• **Given text**
At Lotusphere 2002, Al Zollar made a number of announcements related to Lotus, but made waves by showing a slide of an old, cabinet hi-fi set – which he used as a metaphor for technological evolution.
After an introduction by writer/actor/game show host Ben Stein, Zollar, the general manager of Lotus Software, IBM Software Group, announced the company’s commitment to J2EE as its development platform of the future.
“Our core competency has always been using innovative technology to help people to collaborate, learn and take fuller advantage of their collective knowledge, across organizational and geographic boundaries,” Zollar said at last month’s conference, held in Orlando, Fla.
“Lotus has been promoting collaboration for 10 or 15 years, and it’s gratifying to see how the importance of collaboration has moved to centre stage. Judging by what our customers tell me, we’re delivering on our promise and we’re moving on to an even more rewarding phase we call ‘unleashing collaboration.'”

• **Given information**
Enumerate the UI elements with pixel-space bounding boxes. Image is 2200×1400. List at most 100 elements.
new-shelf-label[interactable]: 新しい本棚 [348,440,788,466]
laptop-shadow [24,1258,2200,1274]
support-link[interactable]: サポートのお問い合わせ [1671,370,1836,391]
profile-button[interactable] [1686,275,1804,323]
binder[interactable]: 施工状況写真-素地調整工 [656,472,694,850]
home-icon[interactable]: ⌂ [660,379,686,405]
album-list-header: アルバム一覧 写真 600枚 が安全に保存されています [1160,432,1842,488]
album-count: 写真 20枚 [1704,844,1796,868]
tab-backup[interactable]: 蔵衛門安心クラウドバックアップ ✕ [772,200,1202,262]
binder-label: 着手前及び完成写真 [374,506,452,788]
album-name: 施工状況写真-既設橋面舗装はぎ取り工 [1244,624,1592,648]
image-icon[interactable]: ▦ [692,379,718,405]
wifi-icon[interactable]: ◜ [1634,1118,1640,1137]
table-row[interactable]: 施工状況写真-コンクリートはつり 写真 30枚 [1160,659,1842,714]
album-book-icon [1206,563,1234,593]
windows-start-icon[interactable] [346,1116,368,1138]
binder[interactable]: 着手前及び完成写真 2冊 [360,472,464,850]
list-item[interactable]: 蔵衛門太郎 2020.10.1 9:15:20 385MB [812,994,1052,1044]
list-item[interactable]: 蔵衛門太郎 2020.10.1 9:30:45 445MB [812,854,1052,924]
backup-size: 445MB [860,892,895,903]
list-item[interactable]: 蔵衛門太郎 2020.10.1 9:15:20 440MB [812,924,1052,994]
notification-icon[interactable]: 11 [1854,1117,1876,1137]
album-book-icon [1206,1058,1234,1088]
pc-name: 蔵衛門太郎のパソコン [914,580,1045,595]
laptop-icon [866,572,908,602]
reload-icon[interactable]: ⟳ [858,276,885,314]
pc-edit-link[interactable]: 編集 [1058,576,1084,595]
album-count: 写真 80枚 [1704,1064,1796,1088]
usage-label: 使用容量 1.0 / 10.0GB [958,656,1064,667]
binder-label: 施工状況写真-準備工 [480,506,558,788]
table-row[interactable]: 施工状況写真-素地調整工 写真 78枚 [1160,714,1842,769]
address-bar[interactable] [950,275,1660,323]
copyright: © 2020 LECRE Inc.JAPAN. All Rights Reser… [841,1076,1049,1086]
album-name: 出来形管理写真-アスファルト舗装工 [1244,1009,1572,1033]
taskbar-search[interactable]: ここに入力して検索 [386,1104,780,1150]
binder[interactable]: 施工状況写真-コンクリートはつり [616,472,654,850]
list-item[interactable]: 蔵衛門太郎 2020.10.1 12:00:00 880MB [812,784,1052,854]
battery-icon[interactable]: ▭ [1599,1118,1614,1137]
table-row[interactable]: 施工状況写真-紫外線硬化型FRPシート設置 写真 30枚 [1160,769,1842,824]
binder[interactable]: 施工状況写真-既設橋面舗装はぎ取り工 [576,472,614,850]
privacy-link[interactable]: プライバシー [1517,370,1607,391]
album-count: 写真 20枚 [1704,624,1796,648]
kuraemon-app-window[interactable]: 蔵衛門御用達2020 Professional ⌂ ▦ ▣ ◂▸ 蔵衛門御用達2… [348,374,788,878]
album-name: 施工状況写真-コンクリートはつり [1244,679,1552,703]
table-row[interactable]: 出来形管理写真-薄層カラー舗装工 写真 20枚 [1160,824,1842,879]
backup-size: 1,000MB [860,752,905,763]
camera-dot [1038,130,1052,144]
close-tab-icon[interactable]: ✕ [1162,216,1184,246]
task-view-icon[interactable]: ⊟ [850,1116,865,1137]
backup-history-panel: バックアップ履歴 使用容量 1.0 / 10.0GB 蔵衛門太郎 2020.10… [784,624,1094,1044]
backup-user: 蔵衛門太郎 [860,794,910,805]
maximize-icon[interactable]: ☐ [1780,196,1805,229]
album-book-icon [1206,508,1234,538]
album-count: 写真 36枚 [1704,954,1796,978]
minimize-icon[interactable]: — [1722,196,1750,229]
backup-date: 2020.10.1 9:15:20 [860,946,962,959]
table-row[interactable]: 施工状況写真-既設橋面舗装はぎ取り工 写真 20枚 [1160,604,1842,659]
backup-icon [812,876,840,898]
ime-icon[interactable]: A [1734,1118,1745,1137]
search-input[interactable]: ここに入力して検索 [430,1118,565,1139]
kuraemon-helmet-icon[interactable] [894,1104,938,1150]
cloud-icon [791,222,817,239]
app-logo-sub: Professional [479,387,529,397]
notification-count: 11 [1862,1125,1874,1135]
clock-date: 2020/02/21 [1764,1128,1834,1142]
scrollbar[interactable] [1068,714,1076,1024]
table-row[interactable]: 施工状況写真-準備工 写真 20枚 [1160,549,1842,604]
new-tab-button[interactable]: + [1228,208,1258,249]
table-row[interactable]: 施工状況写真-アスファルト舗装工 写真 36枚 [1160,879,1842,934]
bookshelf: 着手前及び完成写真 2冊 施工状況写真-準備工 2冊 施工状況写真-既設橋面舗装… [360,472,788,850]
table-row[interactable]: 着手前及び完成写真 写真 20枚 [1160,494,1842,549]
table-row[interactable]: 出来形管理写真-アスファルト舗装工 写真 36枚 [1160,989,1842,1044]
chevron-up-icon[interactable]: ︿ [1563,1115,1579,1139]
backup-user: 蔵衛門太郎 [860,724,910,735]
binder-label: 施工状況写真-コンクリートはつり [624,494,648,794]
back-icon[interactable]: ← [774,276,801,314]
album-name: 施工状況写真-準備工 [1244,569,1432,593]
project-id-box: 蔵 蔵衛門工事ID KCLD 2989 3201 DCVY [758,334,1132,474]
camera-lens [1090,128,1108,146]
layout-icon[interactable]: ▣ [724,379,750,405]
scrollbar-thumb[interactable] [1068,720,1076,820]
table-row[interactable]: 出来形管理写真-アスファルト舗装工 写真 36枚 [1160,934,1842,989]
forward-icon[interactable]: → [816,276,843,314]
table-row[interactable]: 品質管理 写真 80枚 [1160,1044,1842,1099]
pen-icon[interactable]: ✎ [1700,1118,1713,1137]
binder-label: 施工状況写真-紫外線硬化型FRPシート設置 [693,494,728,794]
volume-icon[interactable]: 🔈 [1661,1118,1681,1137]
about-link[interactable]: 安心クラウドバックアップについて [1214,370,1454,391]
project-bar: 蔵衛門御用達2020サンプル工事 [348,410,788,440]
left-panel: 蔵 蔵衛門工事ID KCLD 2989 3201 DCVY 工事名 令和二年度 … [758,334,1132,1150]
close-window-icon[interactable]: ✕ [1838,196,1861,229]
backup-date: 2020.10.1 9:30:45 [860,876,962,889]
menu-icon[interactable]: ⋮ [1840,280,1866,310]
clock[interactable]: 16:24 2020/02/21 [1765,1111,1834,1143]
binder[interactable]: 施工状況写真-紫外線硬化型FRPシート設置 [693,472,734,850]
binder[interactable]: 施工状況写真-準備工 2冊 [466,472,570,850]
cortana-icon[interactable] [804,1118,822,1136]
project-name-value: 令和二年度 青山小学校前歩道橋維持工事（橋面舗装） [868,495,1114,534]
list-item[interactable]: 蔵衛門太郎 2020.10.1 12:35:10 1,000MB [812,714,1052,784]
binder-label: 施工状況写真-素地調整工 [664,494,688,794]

• **Complete the following**
**a)** Where was the conference held, according to the Lotusphere 2002 text?
**b)** Set down the Lotusphere 2002 text word for word, from "At Lotusphere 2002, Al" up to and including "of the future.".
You can leave the entries aside.

• **Responses to the exercise**
**a)** Orlando, Fla.

**b)**
At Lotusphere 2002, Al Zollar made a number of announcements related to Lotus, but made waves by showing a slide of an old, cabinet hi-fi set – which he used as a metaphor for technological evolution.
After an introduction by writer/actor/game show host Ben Stein, Zollar, the general manager of Lotus Software, IBM Software Group, announced the company’s commitment to J2EE as its development platform of the future.